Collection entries
>> start
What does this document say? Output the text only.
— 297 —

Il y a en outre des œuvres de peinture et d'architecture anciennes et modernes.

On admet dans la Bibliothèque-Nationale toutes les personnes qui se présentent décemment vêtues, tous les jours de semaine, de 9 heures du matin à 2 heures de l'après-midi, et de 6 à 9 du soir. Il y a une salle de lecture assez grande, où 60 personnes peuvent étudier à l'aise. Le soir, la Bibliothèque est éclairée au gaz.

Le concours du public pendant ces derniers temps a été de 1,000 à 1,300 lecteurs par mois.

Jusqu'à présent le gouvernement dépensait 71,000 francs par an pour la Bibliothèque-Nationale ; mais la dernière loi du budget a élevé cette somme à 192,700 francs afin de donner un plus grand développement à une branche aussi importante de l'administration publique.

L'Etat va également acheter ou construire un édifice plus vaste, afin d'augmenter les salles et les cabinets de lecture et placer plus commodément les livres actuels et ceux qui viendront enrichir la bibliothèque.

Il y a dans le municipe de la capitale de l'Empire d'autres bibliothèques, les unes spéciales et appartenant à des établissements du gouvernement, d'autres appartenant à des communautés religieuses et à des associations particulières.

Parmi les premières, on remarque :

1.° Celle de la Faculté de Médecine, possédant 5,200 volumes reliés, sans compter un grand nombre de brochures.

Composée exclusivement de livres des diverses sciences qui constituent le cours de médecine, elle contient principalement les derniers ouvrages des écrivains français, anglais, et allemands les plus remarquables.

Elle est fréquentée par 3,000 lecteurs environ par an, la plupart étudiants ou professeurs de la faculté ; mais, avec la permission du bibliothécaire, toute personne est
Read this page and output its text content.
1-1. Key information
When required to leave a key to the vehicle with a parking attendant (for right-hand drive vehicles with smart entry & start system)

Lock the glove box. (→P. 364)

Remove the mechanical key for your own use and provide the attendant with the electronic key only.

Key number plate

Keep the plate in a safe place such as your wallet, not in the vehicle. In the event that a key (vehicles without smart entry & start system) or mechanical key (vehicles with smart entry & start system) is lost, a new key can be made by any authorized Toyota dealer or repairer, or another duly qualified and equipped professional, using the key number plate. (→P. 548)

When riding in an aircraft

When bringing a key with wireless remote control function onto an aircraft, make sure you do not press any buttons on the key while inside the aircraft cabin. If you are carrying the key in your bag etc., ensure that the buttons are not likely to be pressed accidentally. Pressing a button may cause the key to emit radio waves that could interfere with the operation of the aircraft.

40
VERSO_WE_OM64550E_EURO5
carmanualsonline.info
>> end
### What you have to do
Go through the listing and print each line exactly as it appears.

### Result for this exercise
What does this document say? Output the text only.
— 297 —

Il y a en outre des œuvres de peinture et d'architecture anciennes et modernes.

On admet dans la Bibliothèque-Nationale toutes les personnes qui se présentent décemment vêtues, tous les jours de semaine, de 9 heures du matin à 2 heures de l'après-midi, et de 6 à 9 du soir. Il y a une salle de lecture assez grande, où 60 personnes peuvent étudier à l'aise. Le soir, la Bibliothèque est éclairée au gaz.

Le concours du public pendant ces derniers temps a été de 1,000 à 1,300 lecteurs par mois.

Jusqu'à présent le gouvernement dépensait 71,000 francs par an pour la Bibliothèque-Nationale ; mais la dernière loi du budget a élevé cette somme à 192,700 francs afin de donner un plus grand développement à une branche aussi importante de l'administration publique.

L'Etat va également acheter ou construire un édifice plus vaste, afin d'augmenter les salles et les cabinets de lecture et placer plus commodément les livres actuels et ceux qui viendront enrichir la bibliothèque.

Il y a dans le municipe de la capitale de l'Empire d'autres bibliothèques, les unes spéciales et appartenant à des établissements du gouvernement, d'autres appartenant à des communautés religieuses et à des associations particulières.

Parmi les premières, on remarque :

1.° Celle de la Faculté de Médecine, possédant 5,200 volumes reliés, sans compter un grand nombre de brochures.

Composée exclusivement de livres des diverses sciences qui constituent le cours de médecine, elle contient principalement les derniers ouvrages des écrivains français, anglais, et allemands les plus remarquables.

Elle est fréquentée par 3,000 lecteurs environ par an, la plupart étudiants ou professeurs de la faculté ; mais, avec la permission du bibliothécaire, toute personne est
Read this page and output its text content.
1-1. Key information
When required to leave a key to the vehicle with a parking attendant (for right-hand drive vehicles with smart entry & start system)

Lock the glove box. (→P. 364)

Remove the mechanical key for your own use and provide the attendant with the electronic key only.

Key number plate

Keep the plate in a safe place such as your wallet, not in the vehicle. In the event that a key (vehicles without smart entry & start system) or mechanical key (vehicles with smart entry & start system) is lost, a new key can be made by any authorized Toyota dealer or repairer, or another duly qualified and equipped professional, using the key number plate. (→P. 548)

When riding in an aircraft

When bringing a key with wireless remote control function onto an aircraft, make sure you do not press any buttons on the key while inside the aircraft cabin. If you are carrying the key in your bag etc., ensure that the buttons are not likely to be pressed accidentally. Pressing a button may cause the key to emit radio waves that could interfere with the operation of the aircraft.

40
VERSO_WE_OM64550E_EURO5
carmanualsonline.info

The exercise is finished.